** Entries with figure data **
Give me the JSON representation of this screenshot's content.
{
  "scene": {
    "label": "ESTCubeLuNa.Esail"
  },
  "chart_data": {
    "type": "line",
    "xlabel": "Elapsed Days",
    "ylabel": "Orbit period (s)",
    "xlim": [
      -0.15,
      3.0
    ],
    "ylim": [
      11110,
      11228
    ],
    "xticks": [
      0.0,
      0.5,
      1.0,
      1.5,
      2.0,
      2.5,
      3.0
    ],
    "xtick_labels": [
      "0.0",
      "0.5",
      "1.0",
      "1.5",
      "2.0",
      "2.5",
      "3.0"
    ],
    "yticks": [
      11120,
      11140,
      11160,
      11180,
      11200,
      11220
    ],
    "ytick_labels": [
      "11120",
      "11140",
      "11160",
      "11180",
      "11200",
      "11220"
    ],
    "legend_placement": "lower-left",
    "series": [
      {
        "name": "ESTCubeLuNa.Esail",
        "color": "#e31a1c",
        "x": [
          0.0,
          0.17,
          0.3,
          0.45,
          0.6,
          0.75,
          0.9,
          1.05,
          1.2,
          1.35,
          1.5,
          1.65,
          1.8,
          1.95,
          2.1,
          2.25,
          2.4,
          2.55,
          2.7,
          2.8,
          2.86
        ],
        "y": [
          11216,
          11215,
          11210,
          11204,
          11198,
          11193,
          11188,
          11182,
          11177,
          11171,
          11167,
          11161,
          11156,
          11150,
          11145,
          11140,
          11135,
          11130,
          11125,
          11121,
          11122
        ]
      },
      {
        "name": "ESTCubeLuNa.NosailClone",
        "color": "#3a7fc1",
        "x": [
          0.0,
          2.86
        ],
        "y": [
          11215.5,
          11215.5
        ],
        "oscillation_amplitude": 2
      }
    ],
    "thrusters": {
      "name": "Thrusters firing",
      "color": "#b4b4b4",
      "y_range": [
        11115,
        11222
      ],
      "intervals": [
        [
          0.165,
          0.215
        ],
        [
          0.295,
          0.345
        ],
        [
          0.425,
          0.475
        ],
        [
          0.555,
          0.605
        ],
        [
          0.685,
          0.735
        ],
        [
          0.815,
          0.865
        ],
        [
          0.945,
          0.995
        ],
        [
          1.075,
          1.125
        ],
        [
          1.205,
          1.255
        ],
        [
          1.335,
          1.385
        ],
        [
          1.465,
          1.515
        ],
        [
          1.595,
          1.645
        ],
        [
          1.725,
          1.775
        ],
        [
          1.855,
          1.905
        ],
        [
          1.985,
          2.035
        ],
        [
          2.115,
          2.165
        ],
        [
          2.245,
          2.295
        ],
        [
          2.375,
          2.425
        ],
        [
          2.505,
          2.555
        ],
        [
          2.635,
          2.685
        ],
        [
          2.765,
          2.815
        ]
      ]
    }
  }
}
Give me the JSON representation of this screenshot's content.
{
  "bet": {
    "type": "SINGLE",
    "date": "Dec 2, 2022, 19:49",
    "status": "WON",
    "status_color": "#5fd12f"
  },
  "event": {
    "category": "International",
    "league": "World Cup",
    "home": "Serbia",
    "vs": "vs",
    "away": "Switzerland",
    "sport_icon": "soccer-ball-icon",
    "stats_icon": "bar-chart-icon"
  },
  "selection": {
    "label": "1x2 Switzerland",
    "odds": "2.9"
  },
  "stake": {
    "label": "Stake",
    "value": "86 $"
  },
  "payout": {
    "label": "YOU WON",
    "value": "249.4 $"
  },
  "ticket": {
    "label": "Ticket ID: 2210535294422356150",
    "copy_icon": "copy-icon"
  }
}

** WHAT YOU HAVE TO DO **
Select every line of the records holding the string "Esail".

** ANSWER BELOW **
    "label": "ESTCubeLuNa.Esail"
        "name": "ESTCubeLuNa.Esail",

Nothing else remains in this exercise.